DESCRIPTION OF THE TASK —
Repeat the material below exactly, line for line.
[START EXTRACTED MATERIAL]
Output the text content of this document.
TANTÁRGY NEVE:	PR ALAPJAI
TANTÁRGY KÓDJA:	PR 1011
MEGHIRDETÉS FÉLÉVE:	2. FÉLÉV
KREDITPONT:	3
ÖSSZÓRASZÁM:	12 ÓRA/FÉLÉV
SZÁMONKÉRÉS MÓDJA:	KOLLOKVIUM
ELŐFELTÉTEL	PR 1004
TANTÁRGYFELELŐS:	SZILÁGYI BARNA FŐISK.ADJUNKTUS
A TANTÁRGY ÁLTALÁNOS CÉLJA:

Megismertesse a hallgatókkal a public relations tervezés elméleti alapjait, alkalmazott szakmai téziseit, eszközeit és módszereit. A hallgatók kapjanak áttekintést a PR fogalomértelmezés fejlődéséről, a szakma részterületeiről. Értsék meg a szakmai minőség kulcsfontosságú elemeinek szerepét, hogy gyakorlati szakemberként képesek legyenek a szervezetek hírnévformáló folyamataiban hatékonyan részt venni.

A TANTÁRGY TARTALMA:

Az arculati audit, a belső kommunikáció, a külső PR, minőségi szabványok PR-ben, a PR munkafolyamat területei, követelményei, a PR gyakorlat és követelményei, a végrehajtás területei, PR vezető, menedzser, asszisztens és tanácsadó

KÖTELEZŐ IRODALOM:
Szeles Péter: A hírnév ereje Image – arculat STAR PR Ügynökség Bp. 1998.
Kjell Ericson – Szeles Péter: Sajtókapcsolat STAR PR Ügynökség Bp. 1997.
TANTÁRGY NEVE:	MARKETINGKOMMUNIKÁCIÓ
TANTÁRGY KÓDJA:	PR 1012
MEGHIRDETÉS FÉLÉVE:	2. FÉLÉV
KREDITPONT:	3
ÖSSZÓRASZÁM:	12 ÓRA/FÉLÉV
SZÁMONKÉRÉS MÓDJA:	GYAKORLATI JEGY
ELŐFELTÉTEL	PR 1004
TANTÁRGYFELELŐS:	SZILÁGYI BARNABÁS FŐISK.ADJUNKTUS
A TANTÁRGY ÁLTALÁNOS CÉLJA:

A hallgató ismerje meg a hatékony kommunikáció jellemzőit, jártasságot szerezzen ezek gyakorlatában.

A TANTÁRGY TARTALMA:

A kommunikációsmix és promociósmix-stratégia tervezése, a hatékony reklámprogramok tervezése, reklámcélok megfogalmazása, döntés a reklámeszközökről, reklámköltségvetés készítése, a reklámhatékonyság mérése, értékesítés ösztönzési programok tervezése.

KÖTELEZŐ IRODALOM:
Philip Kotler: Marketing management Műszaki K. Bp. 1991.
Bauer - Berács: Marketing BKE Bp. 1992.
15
[END EXTRACTED MATERIAL]
FINAL RESULT —
Output the text content of this document.
TANTÁRGY NEVE:	PR ALAPJAI
TANTÁRGY KÓDJA:	PR 1011
MEGHIRDETÉS FÉLÉVE:	2. FÉLÉV
KREDITPONT:	3
ÖSSZÓRASZÁM:	12 ÓRA/FÉLÉV
SZÁMONKÉRÉS MÓDJA:	KOLLOKVIUM
ELŐFELTÉTEL	PR 1004
TANTÁRGYFELELŐS:	SZILÁGYI BARNA FŐISK.ADJUNKTUS
A TANTÁRGY ÁLTALÁNOS CÉLJA:

Megismertesse a hallgatókkal a public relations tervezés elméleti alapjait, alkalmazott szakmai téziseit, eszközeit és módszereit. A hallgatók kapjanak áttekintést a PR fogalomértelmezés fejlődéséről, a szakma részterületeiről. Értsék meg a szakmai minőség kulcsfontosságú elemeinek szerepét, hogy gyakorlati szakemberként képesek legyenek a szervezetek hírnévformáló folyamataiban hatékonyan részt venni.

A TANTÁRGY TARTALMA:

Az arculati audit, a belső kommunikáció, a külső PR, minőségi szabványok PR-ben, a PR munkafolyamat területei, követelményei, a PR gyakorlat és követelményei, a végrehajtás területei, PR vezető, menedzser, asszisztens és tanácsadó

KÖTELEZŐ IRODALOM:
Szeles Péter: A hírnév ereje Image – arculat STAR PR Ügynökség Bp. 1998.
Kjell Ericson – Szeles Péter: Sajtókapcsolat STAR PR Ügynökség Bp. 1997.
TANTÁRGY NEVE:	MARKETINGKOMMUNIKÁCIÓ
TANTÁRGY KÓDJA:	PR 1012
MEGHIRDETÉS FÉLÉVE:	2. FÉLÉV
KREDITPONT:	3
ÖSSZÓRASZÁM:	12 ÓRA/FÉLÉV
SZÁMONKÉRÉS MÓDJA:	GYAKORLATI JEGY
ELŐFELTÉTEL	PR 1004
TANTÁRGYFELELŐS:	SZILÁGYI BARNABÁS FŐISK.ADJUNKTUS
A TANTÁRGY ÁLTALÁNOS CÉLJA:

A hallgató ismerje meg a hatékony kommunikáció jellemzőit, jártasságot szerezzen ezek gyakorlatában.

A TANTÁRGY TARTALMA:

A kommunikációsmix és promociósmix-stratégia tervezése, a hatékony reklámprogramok tervezése, reklámcélok megfogalmazása, döntés a reklámeszközökről, reklámköltségvetés készítése, a reklámhatékonyság mérése, értékesítés ösztönzési programok tervezése.

KÖTELEZŐ IRODALOM:
Philip Kotler: Marketing management Műszaki K. Bp. 1991.
Bauer - Berács: Marketing BKE Bp. 1992.
15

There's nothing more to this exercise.